### Dataset extract
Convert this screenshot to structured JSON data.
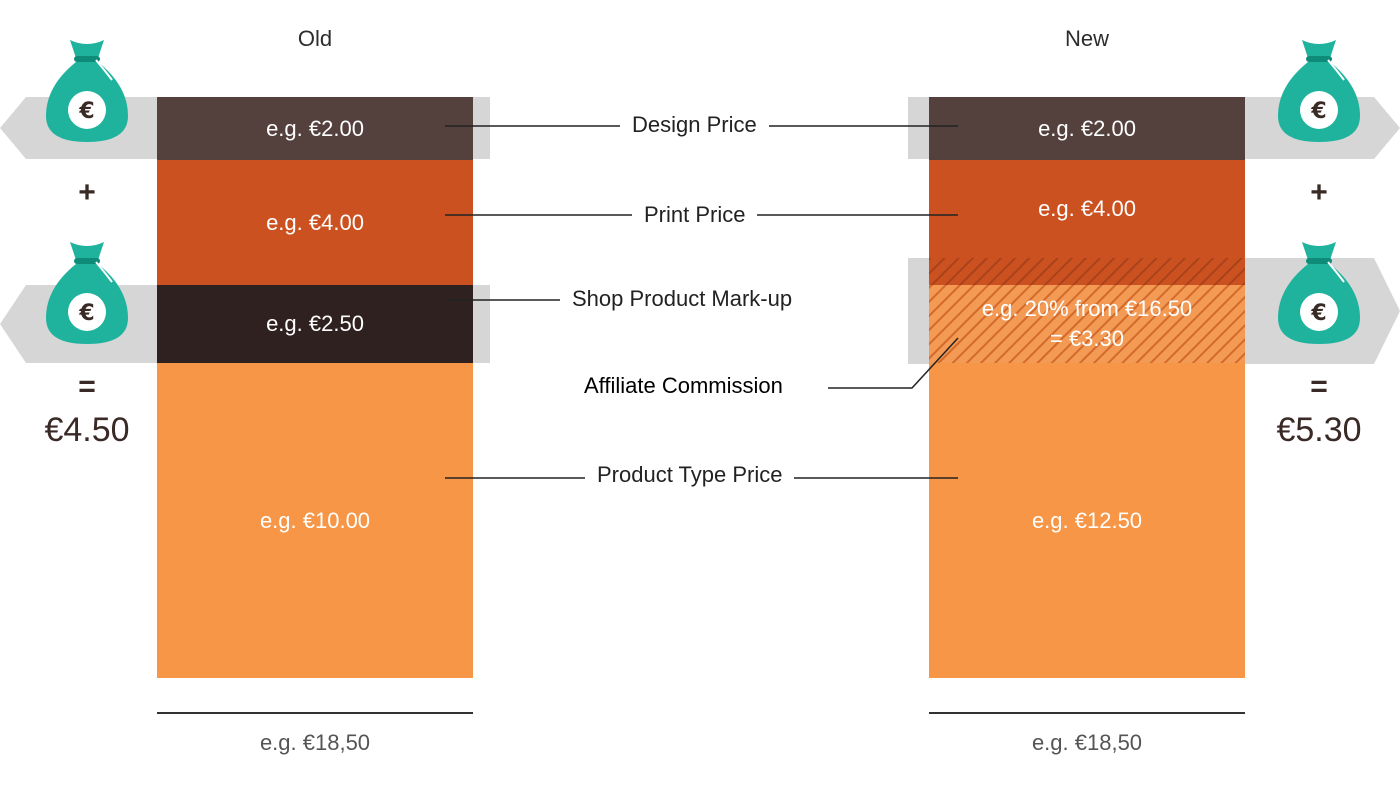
{
  "columns": {
    "old": {
      "title": "Old",
      "segments": {
        "design": "e.g. €2.00",
        "print": "e.g. €4.00",
        "markup": "e.g. €2.50",
        "product_type": "e.g. €10.00"
      },
      "total": "e.g. €18,50"
    },
    "new": {
      "title": "New",
      "segments": {
        "design": "e.g. €2.00",
        "print": "e.g. €4.00",
        "commission_line1": "e.g. 20% from €16.50",
        "commission_line2": "= €3.30",
        "product_type": "e.g. €12.50"
      },
      "total": "e.g. €18,50"
    }
  },
  "labels": {
    "design": "Design Price",
    "print": "Print Price",
    "markup": "Shop Product Mark-up",
    "commission": "Affiliate Commission",
    "product_type": "Product Type Price"
  },
  "earnings": {
    "plus": "+",
    "equals": "=",
    "old_total": "€4.50",
    "new_total": "€5.30",
    "currency_symbol": "€"
  },
  "colors": {
    "design": "#54413d",
    "print": "#cb5220",
    "markup": "#2f2120",
    "product_type": "#f69646",
    "bag": "#1fb39d",
    "bag_dark": "#0f8c79",
    "band": "#d6d6d6"
  },
  "icons": [
    "money-bag-icon"
  ]
}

### Exercise objective
Which lines include the word "design"? Copy every one of them.

### The completed task
        "design": "e.g. €2.00",
        "design": "e.g. €2.00",
    "design": "Design Price",
    "design": "#54413d",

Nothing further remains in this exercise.